**GIVEN TASK**: Work out how many lines hold the string "Look". The answer is a single number, nothing more.

Stored data entries:

------------------------------------

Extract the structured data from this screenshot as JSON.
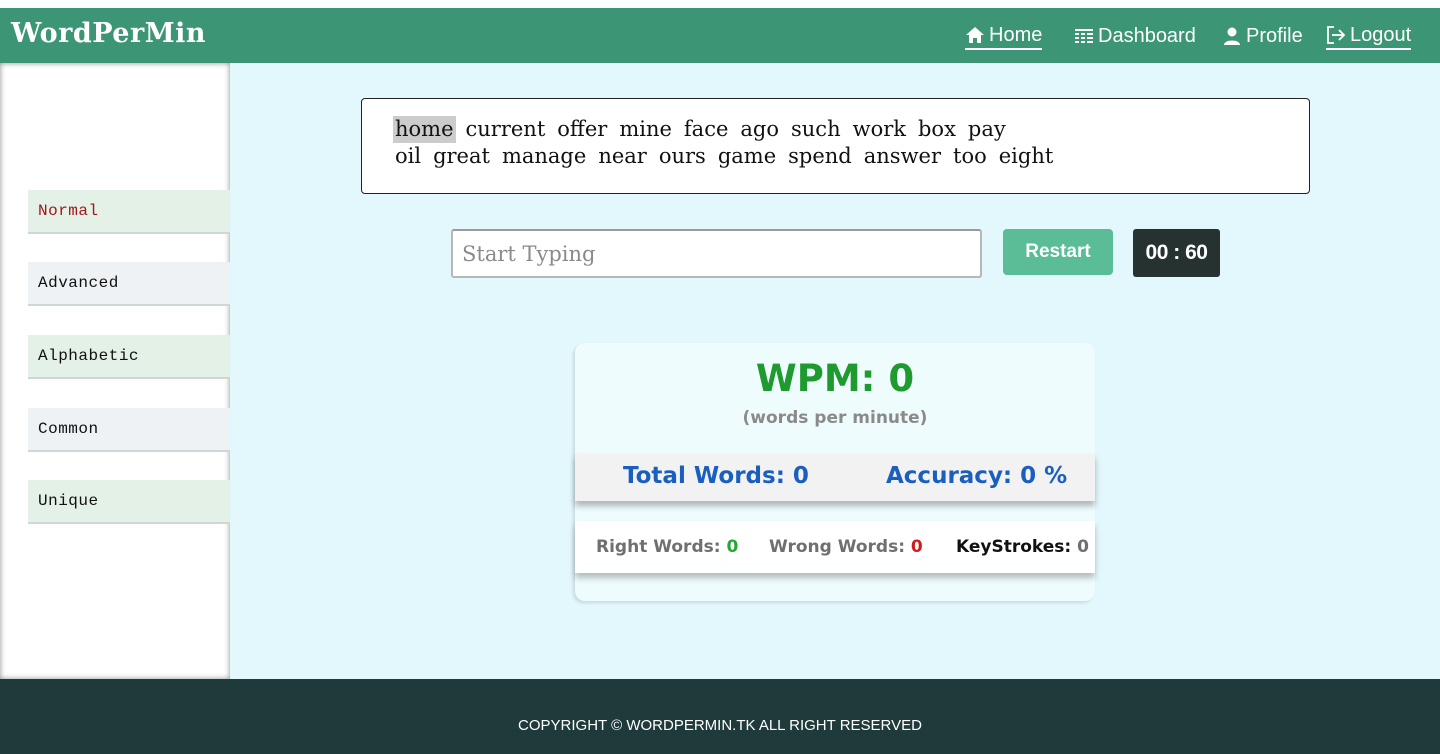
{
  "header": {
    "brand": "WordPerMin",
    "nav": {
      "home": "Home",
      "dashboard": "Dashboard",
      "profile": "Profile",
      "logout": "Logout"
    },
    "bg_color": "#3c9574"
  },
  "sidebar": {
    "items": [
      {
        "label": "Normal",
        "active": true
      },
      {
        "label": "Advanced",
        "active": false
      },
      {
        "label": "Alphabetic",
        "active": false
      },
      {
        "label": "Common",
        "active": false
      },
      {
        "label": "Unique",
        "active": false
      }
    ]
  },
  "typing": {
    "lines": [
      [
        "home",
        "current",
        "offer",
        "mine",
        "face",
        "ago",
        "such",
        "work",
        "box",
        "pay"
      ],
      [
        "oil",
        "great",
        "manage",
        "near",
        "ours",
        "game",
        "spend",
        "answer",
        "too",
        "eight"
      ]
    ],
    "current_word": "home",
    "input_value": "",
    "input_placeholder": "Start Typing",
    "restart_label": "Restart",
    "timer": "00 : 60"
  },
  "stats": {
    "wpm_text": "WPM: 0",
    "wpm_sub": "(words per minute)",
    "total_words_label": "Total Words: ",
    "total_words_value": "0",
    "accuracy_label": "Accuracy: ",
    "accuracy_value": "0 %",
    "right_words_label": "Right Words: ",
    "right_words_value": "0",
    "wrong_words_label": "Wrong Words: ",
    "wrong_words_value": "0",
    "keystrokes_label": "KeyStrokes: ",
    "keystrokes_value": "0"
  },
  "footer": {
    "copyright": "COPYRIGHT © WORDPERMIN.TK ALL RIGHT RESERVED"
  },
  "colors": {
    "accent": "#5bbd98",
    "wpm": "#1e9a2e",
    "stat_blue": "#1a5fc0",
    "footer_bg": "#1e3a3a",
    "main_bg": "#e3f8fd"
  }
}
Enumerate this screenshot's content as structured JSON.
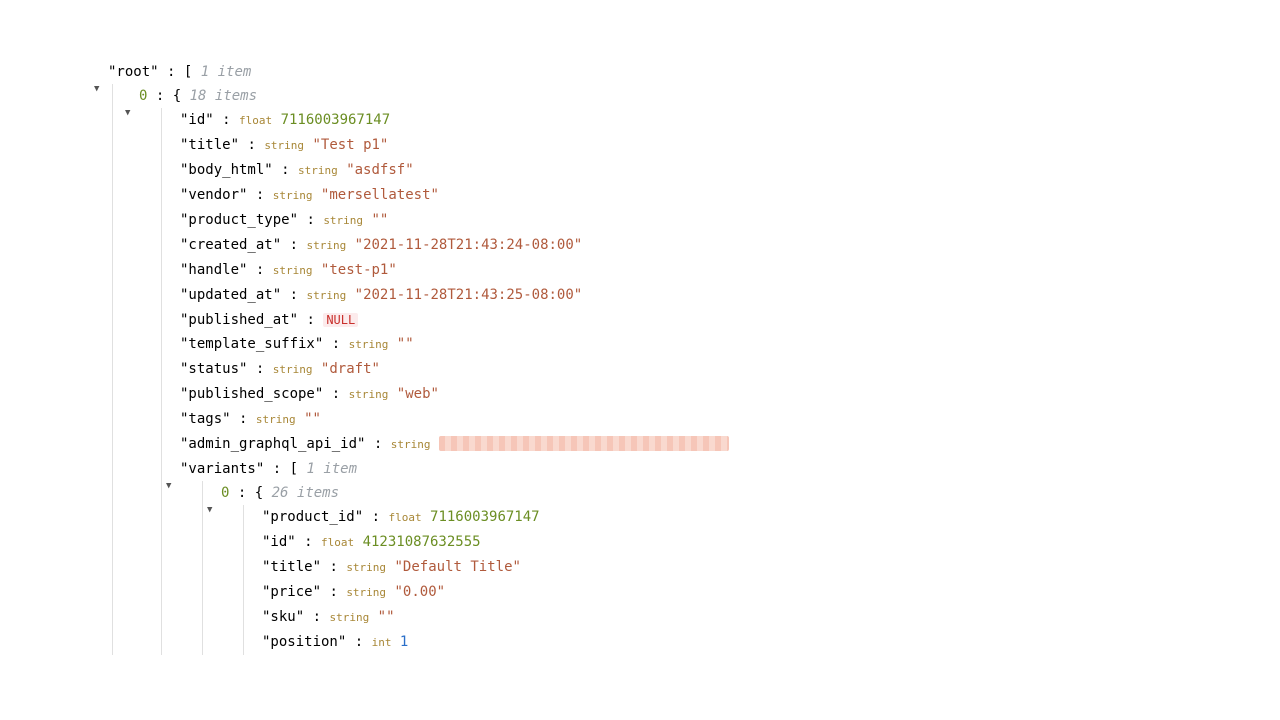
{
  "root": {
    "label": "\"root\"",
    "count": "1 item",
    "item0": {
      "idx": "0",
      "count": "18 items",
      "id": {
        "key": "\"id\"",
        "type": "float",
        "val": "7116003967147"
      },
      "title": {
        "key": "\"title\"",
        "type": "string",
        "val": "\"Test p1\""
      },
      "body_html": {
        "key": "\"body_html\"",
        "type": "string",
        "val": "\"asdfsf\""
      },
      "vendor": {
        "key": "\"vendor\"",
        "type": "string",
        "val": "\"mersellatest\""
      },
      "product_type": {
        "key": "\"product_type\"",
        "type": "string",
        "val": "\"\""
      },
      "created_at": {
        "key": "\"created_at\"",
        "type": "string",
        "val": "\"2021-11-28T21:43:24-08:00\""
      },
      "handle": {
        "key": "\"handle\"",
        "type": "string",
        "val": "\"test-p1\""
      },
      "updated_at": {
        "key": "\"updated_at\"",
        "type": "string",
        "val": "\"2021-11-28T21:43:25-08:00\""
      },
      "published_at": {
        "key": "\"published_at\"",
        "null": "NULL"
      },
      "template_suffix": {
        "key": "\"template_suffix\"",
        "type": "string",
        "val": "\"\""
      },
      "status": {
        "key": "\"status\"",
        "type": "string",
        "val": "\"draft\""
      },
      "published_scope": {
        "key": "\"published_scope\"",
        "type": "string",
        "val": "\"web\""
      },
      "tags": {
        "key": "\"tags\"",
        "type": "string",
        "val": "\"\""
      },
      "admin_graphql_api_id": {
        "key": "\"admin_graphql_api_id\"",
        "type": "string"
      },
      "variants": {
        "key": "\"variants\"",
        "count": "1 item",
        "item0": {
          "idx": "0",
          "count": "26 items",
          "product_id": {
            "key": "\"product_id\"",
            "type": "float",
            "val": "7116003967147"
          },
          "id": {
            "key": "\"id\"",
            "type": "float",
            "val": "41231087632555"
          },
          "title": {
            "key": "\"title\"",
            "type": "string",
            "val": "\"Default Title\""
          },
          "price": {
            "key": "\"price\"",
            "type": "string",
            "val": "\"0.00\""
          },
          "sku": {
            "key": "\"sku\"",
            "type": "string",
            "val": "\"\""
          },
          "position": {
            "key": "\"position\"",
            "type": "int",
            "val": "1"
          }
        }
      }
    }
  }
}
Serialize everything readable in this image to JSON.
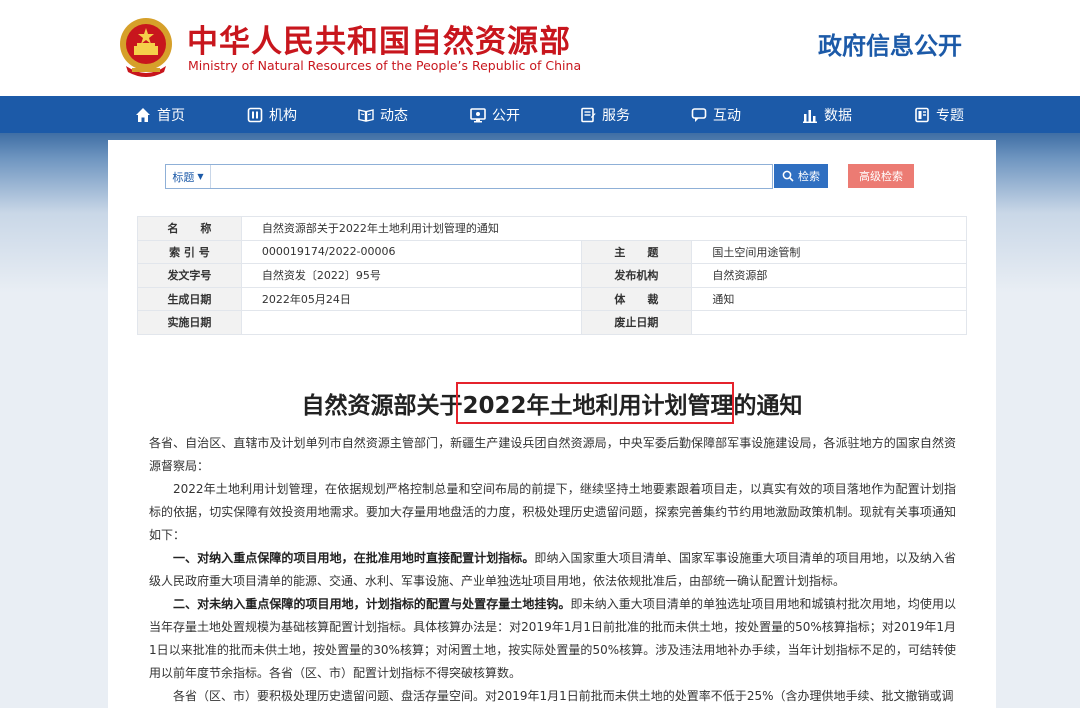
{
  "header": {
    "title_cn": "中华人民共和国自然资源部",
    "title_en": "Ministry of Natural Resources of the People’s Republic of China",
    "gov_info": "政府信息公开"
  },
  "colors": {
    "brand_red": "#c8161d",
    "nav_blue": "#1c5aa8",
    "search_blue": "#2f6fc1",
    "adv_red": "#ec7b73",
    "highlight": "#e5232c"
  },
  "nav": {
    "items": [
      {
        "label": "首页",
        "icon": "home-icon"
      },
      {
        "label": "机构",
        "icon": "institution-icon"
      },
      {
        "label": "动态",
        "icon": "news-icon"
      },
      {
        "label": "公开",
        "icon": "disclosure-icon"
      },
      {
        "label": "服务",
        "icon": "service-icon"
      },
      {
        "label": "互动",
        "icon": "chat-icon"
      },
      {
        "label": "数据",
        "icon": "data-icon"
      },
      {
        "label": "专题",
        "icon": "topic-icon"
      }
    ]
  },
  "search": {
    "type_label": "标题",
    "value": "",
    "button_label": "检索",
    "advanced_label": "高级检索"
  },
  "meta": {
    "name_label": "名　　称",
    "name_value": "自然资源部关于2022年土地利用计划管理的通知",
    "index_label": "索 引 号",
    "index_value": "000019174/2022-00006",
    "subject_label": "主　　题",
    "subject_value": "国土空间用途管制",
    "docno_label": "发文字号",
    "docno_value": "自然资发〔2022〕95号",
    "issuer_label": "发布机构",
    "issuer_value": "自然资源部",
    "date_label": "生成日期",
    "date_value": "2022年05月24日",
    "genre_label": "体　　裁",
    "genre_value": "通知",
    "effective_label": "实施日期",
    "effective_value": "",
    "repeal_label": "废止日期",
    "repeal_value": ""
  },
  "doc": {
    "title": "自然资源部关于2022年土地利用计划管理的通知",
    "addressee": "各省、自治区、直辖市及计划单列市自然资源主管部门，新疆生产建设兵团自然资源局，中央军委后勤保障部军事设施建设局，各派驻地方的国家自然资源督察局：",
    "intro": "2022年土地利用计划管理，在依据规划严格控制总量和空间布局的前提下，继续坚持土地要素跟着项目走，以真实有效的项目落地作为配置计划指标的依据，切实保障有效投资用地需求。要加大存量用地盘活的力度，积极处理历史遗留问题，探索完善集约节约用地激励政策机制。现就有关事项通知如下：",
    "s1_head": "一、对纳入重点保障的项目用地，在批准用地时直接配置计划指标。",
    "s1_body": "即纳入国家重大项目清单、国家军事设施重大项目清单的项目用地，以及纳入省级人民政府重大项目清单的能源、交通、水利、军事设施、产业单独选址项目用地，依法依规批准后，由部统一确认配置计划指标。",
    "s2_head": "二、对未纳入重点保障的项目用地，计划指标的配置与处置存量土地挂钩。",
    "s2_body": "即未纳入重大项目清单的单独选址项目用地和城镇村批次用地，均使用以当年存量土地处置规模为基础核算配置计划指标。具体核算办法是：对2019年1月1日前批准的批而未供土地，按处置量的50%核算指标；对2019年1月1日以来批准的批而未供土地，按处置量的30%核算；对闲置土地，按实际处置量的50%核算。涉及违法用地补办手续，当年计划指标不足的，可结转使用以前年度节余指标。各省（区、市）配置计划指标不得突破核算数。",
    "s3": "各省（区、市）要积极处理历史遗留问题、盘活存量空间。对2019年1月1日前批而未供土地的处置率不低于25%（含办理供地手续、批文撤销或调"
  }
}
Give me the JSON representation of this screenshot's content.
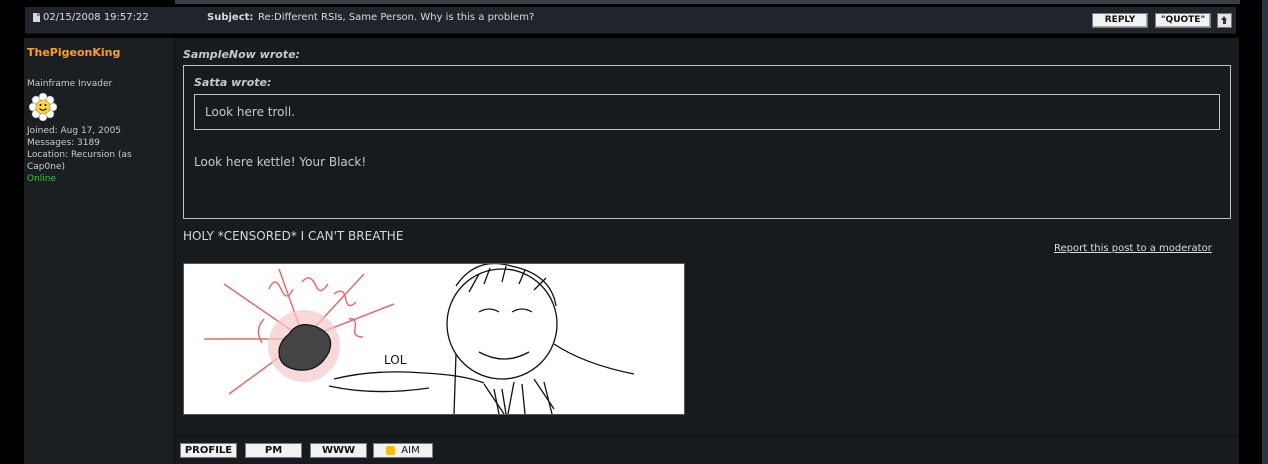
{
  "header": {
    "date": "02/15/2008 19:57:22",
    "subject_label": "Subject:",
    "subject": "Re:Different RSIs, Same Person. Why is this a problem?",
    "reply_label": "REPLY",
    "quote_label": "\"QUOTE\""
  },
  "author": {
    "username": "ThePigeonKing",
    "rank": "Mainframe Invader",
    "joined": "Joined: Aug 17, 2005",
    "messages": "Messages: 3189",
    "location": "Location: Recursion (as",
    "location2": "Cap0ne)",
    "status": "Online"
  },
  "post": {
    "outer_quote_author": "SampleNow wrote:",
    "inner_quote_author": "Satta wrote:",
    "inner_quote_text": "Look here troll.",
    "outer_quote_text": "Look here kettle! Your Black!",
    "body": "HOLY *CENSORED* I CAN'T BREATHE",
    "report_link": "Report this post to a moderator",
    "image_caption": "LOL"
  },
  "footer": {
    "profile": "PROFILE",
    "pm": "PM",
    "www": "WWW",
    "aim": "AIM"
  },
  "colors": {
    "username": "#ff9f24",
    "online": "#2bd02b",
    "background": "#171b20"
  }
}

------------------------------------

**TASK ANSWER**: 2